◆ **Exercise brief**
Copy every line of the data in which the word "Extract" occurs.
■ ■ ■ ■
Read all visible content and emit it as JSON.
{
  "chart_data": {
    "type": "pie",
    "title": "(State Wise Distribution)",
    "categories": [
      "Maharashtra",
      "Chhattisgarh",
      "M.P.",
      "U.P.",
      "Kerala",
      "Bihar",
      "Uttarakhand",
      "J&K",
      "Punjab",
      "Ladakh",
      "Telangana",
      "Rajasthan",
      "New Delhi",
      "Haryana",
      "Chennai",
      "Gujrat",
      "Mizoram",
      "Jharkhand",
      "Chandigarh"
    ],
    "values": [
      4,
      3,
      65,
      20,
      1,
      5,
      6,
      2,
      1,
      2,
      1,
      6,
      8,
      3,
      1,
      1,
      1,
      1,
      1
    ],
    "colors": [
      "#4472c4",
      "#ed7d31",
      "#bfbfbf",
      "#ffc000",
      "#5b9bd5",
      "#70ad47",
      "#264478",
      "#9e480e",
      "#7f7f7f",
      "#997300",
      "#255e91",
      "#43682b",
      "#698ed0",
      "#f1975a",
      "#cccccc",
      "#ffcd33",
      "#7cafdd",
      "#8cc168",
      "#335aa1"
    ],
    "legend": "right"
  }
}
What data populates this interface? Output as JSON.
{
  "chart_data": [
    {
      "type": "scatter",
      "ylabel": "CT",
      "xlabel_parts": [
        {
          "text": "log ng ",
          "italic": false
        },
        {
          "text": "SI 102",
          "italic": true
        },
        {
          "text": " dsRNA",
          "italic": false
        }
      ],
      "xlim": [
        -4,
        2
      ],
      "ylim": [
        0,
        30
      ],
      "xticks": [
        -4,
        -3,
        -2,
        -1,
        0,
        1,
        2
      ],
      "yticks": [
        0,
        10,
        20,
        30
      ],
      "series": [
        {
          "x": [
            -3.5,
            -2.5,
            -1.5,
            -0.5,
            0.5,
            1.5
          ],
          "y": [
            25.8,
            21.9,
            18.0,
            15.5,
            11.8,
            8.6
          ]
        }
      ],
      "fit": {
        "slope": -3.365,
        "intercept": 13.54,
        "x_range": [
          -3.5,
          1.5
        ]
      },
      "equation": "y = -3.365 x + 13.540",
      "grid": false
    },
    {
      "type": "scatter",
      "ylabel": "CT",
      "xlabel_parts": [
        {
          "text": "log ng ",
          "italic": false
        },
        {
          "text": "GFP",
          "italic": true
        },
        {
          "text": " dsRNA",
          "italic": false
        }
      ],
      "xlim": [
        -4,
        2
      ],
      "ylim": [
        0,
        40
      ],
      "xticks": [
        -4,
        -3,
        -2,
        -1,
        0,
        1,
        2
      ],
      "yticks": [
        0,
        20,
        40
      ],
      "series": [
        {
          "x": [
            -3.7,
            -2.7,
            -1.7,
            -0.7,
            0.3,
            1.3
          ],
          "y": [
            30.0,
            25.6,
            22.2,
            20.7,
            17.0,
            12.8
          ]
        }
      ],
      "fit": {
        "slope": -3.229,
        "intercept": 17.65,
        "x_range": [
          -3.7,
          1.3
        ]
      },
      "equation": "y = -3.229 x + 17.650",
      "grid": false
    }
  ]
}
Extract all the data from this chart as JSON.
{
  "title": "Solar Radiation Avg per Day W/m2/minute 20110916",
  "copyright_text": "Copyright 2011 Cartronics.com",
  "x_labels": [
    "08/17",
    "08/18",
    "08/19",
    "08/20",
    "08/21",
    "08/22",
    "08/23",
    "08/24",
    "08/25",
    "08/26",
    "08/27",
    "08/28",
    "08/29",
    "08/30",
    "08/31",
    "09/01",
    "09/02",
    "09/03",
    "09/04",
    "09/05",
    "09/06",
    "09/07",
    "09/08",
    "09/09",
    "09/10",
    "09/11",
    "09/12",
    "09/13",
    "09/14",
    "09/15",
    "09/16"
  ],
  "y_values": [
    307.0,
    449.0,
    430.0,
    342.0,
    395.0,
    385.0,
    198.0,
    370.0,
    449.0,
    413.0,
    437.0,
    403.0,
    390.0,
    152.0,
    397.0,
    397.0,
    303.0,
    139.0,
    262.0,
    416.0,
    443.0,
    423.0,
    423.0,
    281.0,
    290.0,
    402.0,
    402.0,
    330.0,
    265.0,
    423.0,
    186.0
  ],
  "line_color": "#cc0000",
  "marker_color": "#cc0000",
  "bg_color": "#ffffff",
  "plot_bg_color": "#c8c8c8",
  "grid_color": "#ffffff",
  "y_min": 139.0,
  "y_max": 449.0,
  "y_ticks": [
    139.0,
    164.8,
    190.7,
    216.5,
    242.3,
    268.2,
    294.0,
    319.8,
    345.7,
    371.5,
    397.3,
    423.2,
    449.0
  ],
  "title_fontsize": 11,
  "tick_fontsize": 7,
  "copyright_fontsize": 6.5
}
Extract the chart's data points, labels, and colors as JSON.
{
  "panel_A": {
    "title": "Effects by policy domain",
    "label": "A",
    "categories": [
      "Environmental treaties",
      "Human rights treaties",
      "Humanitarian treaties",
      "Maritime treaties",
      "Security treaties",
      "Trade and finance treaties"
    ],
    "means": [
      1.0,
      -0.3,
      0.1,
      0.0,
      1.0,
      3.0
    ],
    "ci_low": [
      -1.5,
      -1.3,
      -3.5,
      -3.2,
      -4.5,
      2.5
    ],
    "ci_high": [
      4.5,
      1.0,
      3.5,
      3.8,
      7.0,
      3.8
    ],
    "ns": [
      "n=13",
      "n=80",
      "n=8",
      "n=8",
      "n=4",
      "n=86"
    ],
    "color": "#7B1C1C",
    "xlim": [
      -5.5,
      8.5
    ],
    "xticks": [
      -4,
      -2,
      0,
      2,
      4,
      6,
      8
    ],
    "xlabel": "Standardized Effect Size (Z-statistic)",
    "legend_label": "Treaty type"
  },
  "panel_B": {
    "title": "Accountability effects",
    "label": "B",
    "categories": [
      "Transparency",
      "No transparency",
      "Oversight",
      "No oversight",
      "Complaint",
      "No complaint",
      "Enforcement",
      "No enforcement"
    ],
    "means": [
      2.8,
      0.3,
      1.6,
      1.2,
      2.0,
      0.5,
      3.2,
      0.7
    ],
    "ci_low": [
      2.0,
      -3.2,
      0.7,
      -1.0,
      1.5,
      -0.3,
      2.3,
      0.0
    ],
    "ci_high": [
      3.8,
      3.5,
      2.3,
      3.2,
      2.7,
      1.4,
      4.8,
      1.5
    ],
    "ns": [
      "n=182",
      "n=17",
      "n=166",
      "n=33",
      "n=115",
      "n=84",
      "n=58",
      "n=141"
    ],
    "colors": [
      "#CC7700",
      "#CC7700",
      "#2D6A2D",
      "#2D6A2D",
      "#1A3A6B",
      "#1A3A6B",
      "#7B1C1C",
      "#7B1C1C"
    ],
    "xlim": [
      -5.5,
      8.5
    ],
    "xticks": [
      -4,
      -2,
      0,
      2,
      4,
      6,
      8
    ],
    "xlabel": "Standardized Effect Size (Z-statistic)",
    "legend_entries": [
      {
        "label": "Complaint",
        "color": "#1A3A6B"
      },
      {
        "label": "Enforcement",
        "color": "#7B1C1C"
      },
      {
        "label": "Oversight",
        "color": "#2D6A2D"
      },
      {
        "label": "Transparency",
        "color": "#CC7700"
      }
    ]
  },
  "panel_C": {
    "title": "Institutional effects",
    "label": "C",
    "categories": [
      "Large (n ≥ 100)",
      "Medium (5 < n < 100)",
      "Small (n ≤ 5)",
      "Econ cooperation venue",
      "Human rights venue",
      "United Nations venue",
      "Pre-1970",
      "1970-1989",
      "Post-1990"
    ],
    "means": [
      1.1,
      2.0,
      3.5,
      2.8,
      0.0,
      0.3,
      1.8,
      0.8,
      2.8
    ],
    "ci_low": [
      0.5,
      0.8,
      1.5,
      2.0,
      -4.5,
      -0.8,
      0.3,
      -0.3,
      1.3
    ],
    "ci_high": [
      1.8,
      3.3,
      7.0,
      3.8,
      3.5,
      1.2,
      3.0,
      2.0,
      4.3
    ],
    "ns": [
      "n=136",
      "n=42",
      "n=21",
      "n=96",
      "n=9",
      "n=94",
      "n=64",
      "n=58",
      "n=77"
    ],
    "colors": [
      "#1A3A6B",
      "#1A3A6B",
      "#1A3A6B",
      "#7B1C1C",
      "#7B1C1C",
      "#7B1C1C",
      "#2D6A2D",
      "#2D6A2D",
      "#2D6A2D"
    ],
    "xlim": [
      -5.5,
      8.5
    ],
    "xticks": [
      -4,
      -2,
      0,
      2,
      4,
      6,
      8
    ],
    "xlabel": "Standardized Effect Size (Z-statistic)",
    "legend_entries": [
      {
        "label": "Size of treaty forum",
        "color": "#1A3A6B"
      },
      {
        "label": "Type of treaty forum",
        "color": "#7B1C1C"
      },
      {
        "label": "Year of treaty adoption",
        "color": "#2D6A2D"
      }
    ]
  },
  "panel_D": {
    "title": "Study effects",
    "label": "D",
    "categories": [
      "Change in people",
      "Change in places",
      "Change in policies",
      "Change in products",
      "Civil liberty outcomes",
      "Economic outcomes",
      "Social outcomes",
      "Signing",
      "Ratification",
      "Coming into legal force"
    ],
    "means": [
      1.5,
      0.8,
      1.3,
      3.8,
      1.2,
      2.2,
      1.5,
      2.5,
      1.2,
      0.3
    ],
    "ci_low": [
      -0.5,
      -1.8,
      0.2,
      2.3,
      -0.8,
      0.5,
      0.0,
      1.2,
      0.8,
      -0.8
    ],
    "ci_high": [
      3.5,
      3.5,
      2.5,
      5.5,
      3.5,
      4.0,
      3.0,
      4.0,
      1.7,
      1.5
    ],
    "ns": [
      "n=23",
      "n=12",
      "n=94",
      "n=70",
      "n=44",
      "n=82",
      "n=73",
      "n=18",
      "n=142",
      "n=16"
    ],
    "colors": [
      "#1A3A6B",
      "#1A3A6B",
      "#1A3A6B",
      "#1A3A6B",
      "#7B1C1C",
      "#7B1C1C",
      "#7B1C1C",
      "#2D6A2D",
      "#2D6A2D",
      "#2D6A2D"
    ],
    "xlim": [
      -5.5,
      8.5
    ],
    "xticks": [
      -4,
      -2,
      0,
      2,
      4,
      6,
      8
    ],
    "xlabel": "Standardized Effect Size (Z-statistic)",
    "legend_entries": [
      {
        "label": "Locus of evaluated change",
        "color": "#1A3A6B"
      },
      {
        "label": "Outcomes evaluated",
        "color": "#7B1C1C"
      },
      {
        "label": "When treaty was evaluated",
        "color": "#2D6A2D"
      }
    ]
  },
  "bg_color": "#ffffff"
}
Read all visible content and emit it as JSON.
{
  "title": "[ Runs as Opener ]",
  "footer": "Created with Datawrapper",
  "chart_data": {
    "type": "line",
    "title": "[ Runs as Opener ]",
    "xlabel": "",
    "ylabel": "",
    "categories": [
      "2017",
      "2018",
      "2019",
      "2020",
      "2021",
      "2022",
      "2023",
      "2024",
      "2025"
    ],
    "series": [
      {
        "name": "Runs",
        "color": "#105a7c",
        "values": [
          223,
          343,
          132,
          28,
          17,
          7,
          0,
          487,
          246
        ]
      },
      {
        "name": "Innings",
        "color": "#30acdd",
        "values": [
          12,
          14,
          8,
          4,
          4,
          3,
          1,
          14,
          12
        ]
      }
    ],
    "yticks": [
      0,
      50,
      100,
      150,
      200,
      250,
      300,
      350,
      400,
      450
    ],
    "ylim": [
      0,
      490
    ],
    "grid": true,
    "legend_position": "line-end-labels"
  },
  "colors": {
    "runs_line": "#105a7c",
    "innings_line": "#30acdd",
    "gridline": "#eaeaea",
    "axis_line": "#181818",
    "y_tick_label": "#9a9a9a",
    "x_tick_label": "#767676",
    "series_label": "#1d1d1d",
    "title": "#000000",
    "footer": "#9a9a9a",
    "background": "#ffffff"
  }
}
■ ■ ■ ■
◆ **Task response**
Extract all the data from this chart as JSON.
Extract the chart's data points, labels, and colors as JSON.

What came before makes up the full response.